* Start *

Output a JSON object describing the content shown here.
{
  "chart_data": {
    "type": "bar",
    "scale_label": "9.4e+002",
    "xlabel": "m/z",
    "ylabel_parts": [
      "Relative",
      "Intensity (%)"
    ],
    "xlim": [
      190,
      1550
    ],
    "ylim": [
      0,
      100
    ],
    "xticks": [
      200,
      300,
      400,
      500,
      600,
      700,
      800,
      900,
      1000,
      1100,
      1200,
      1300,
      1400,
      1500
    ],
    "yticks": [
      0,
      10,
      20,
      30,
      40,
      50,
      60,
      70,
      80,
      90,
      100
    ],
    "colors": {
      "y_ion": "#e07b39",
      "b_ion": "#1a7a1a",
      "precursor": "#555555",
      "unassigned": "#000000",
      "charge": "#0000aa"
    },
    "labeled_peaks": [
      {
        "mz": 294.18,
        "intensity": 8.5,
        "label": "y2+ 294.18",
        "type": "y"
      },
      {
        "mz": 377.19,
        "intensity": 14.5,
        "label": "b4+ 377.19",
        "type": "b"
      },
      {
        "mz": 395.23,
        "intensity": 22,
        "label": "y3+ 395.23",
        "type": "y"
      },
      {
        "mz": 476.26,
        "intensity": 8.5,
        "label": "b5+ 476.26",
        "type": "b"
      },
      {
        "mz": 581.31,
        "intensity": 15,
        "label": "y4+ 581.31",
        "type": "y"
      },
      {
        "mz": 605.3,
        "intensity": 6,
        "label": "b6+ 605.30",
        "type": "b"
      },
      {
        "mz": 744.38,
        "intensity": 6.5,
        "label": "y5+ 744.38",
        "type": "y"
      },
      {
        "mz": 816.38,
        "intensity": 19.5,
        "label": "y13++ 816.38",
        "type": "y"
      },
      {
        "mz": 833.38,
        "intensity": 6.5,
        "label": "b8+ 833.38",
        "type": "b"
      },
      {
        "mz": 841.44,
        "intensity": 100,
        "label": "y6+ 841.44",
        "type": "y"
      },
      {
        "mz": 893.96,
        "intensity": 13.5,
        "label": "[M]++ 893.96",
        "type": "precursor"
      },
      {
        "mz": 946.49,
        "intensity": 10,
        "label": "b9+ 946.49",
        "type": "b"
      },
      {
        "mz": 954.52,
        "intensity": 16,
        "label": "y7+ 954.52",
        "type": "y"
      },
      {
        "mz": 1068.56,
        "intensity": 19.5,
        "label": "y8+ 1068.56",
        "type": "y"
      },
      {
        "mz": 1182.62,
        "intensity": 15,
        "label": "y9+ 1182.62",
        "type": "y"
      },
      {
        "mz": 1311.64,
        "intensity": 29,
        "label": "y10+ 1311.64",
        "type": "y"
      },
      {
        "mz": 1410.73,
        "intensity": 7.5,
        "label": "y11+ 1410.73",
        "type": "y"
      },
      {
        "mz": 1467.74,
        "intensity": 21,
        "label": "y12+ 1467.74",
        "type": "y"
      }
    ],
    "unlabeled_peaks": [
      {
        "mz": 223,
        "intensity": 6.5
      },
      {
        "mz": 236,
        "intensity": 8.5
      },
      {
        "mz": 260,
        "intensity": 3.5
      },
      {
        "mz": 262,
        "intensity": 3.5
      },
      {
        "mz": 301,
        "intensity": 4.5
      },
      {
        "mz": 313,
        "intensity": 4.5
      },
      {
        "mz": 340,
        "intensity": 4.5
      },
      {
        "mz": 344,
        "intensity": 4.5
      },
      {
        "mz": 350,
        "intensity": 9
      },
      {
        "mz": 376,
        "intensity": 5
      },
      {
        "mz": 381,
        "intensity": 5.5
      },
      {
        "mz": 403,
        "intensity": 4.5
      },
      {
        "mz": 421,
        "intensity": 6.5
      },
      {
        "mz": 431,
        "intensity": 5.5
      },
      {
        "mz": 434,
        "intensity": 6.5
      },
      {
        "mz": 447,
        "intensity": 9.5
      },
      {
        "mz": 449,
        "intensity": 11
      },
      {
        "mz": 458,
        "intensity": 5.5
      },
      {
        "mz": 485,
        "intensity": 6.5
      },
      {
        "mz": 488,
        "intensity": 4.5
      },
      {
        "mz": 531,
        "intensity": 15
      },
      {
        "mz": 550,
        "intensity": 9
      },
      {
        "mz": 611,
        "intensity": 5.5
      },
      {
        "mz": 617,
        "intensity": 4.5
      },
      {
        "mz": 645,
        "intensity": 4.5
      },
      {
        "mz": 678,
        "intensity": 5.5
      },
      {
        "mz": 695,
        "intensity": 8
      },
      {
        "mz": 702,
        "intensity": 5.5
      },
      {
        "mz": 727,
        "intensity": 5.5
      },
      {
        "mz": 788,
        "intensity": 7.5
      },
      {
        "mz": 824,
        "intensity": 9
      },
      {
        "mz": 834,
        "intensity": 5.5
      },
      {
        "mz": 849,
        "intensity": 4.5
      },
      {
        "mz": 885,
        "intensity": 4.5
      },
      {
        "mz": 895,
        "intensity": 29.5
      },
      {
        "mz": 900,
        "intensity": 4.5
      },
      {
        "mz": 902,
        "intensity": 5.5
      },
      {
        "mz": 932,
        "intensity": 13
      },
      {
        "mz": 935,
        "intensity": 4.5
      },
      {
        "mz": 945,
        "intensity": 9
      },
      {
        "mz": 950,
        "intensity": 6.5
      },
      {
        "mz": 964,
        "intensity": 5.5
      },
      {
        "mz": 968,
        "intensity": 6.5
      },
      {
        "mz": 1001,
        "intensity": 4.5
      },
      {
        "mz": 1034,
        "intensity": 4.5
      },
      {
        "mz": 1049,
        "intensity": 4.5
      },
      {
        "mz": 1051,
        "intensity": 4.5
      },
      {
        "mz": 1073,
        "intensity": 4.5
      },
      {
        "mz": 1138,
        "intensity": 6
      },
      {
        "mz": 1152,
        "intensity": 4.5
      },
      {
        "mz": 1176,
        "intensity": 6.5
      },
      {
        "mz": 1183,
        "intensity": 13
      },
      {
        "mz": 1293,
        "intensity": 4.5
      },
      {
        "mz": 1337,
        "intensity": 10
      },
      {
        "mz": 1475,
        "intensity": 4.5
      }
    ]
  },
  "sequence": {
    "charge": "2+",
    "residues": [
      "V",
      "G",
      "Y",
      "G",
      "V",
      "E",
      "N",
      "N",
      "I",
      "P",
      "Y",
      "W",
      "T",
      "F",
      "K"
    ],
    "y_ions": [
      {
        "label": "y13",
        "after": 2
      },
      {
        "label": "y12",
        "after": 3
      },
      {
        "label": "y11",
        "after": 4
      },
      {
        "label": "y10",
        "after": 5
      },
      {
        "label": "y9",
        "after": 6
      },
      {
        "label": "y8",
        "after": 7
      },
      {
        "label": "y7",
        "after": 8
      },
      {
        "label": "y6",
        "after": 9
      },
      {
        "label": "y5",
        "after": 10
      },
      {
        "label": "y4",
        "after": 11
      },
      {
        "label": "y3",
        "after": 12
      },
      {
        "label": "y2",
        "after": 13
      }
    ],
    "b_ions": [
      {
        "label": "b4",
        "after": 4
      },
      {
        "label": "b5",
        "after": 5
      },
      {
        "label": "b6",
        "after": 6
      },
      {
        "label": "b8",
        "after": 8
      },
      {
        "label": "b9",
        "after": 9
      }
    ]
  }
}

* End *

*The task*.
Above are the records; retype every one exactly.

*Response to this task*.
Output a JSON object describing the content shown here.
{
  "chart_data": {
    "type": "bar",
    "scale_label": "9.4e+002",
    "xlabel": "m/z",
    "ylabel_parts": [
      "Relative",
      "Intensity (%)"
    ],
    "xlim": [
      190,
      1550
    ],
    "ylim": [
      0,
      100
    ],
    "xticks": [
      200,
      300,
      400,
      500,
      600,
      700,
      800,
      900,
      1000,
      1100,
      1200,
      1300,
      1400,
      1500
    ],
    "yticks": [
      0,
      10,
      20,
      30,
      40,
      50,
      60,
      70,
      80,
      90,
      100
    ],
    "colors": {
      "y_ion": "#e07b39",
      "b_ion": "#1a7a1a",
      "precursor": "#555555",
      "unassigned": "#000000",
      "charge": "#0000aa"
    },
    "labeled_peaks": [
      {
        "mz": 294.18,
        "intensity": 8.5,
        "label": "y2+ 294.18",
        "type": "y"
      },
      {
        "mz": 377.19,
        "intensity": 14.5,
        "label": "b4+ 377.19",
        "type": "b"
      },
      {
        "mz": 395.23,
        "intensity": 22,
        "label": "y3+ 395.23",
        "type": "y"
      },
      {
        "mz": 476.26,
        "intensity": 8.5,
        "label": "b5+ 476.26",
        "type": "b"
      },
      {
        "mz": 581.31,
        "intensity": 15,
        "label": "y4+ 581.31",
        "type": "y"
      },
      {
        "mz": 605.3,
        "intensity": 6,
        "label": "b6+ 605.30",
        "type": "b"
      },
      {
        "mz": 744.38,
        "intensity": 6.5,
        "label": "y5+ 744.38",
        "type": "y"
      },
      {
        "mz": 816.38,
        "intensity": 19.5,
        "label": "y13++ 816.38",
        "type": "y"
      },
      {
        "mz": 833.38,
        "intensity": 6.5,
        "label": "b8+ 833.38",
        "type": "b"
      },
      {
        "mz": 841.44,
        "intensity": 100,
        "label": "y6+ 841.44",
        "type": "y"
      },
      {
        "mz": 893.96,
        "intensity": 13.5,
        "label": "[M]++ 893.96",
        "type": "precursor"
      },
      {
        "mz": 946.49,
        "intensity": 10,
        "label": "b9+ 946.49",
        "type": "b"
      },
      {
        "mz": 954.52,
        "intensity": 16,
        "label": "y7+ 954.52",
        "type": "y"
      },
      {
        "mz": 1068.56,
        "intensity": 19.5,
        "label": "y8+ 1068.56",
        "type": "y"
      },
      {
        "mz": 1182.62,
        "intensity": 15,
        "label": "y9+ 1182.62",
        "type": "y"
      },
      {
        "mz": 1311.64,
        "intensity": 29,
        "label": "y10+ 1311.64",
        "type": "y"
      },
      {
        "mz": 1410.73,
        "intensity": 7.5,
        "label": "y11+ 1410.73",
        "type": "y"
      },
      {
        "mz": 1467.74,
        "intensity": 21,
        "label": "y12+ 1467.74",
        "type": "y"
      }
    ],
    "unlabeled_peaks": [
      {
        "mz": 223,
        "intensity": 6.5
      },
      {
        "mz": 236,
        "intensity": 8.5
      },
      {
        "mz": 260,
        "intensity": 3.5
      },
      {
        "mz": 262,
        "intensity": 3.5
      },
      {
        "mz": 301,
        "intensity": 4.5
      },
      {
        "mz": 313,
        "intensity": 4.5
      },
      {
        "mz": 340,
        "intensity": 4.5
      },
      {
        "mz": 344,
        "intensity": 4.5
      },
      {
        "mz": 350,
        "intensity": 9
      },
      {
        "mz": 376,
        "intensity": 5
      },
      {
        "mz": 381,
        "intensity": 5.5
      },
      {
        "mz": 403,
        "intensity": 4.5
      },
      {
        "mz": 421,
        "intensity": 6.5
      },
      {
        "mz": 431,
        "intensity": 5.5
      },
      {
        "mz": 434,
        "intensity": 6.5
      },
      {
        "mz": 447,
        "intensity": 9.5
      },
      {
        "mz": 449,
        "intensity": 11
      },
      {
        "mz": 458,
        "intensity": 5.5
      },
      {
        "mz": 485,
        "intensity": 6.5
      },
      {
        "mz": 488,
        "intensity": 4.5
      },
      {
        "mz": 531,
        "intensity": 15
      },
      {
        "mz": 550,
        "intensity": 9
      },
      {
        "mz": 611,
        "intensity": 5.5
      },
      {
        "mz": 617,
        "intensity": 4.5
      },
      {
        "mz": 645,
        "intensity": 4.5
      },
      {
        "mz": 678,
        "intensity": 5.5
      },
      {
        "mz": 695,
        "intensity": 8
      },
      {
        "mz": 702,
        "intensity": 5.5
      },
      {
        "mz": 727,
        "intensity": 5.5
      },
      {
        "mz": 788,
        "intensity": 7.5
      },
      {
        "mz": 824,
        "intensity": 9
      },
      {
        "mz": 834,
        "intensity": 5.5
      },
      {
        "mz": 849,
        "intensity": 4.5
      },
      {
        "mz": 885,
        "intensity": 4.5
      },
      {
        "mz": 895,
        "intensity": 29.5
      },
      {
        "mz": 900,
        "intensity": 4.5
      },
      {
        "mz": 902,
        "intensity": 5.5
      },
      {
        "mz": 932,
        "intensity": 13
      },
      {
        "mz": 935,
        "intensity": 4.5
      },
      {
        "mz": 945,
        "intensity": 9
      },
      {
        "mz": 950,
        "intensity": 6.5
      },
      {
        "mz": 964,
        "intensity": 5.5
      },
      {
        "mz": 968,
        "intensity": 6.5
      },
      {
        "mz": 1001,
        "intensity": 4.5
      },
      {
        "mz": 1034,
        "intensity": 4.5
      },
      {
        "mz": 1049,
        "intensity": 4.5
      },
      {
        "mz": 1051,
        "intensity": 4.5
      },
      {
        "mz": 1073,
        "intensity": 4.5
      },
      {
        "mz": 1138,
        "intensity": 6
      },
      {
        "mz": 1152,
        "intensity": 4.5
      },
      {
        "mz": 1176,
        "intensity": 6.5
      },
      {
        "mz": 1183,
        "intensity": 13
      },
      {
        "mz": 1293,
        "intensity": 4.5
      },
      {
        "mz": 1337,
        "intensity": 10
      },
      {
        "mz": 1475,
        "intensity": 4.5
      }
    ]
  },
  "sequence": {
    "charge": "2+",
    "residues": [
      "V",
      "G",
      "Y",
      "G",
      "V",
      "E",
      "N",
      "N",
      "I",
      "P",
      "Y",
      "W",
      "T",
      "F",
      "K"
    ],
    "y_ions": [
      {
        "label": "y13",
        "after": 2
      },
      {
        "label": "y12",
        "after": 3
      },
      {
        "label": "y11",
        "after": 4
      },
      {
        "label": "y10",
        "after": 5
      },
      {
        "label": "y9",
        "after": 6
      },
      {
        "label": "y8",
        "after": 7
      },
      {
        "label": "y7",
        "after": 8
      },
      {
        "label": "y6",
        "after": 9
      },
      {
        "label": "y5",
        "after": 10
      },
      {
        "label": "y4",
        "after": 11
      },
      {
        "label": "y3",
        "after": 12
      },
      {
        "label": "y2",
        "after": 13
      }
    ],
    "b_ions": [
      {
        "label": "b4",
        "after": 4
      },
      {
        "label": "b5",
        "after": 5
      },
      {
        "label": "b6",
        "after": 6
      },
      {
        "label": "b8",
        "after": 8
      },
      {
        "label": "b9",
        "after": 9
      }
    ]
  }
}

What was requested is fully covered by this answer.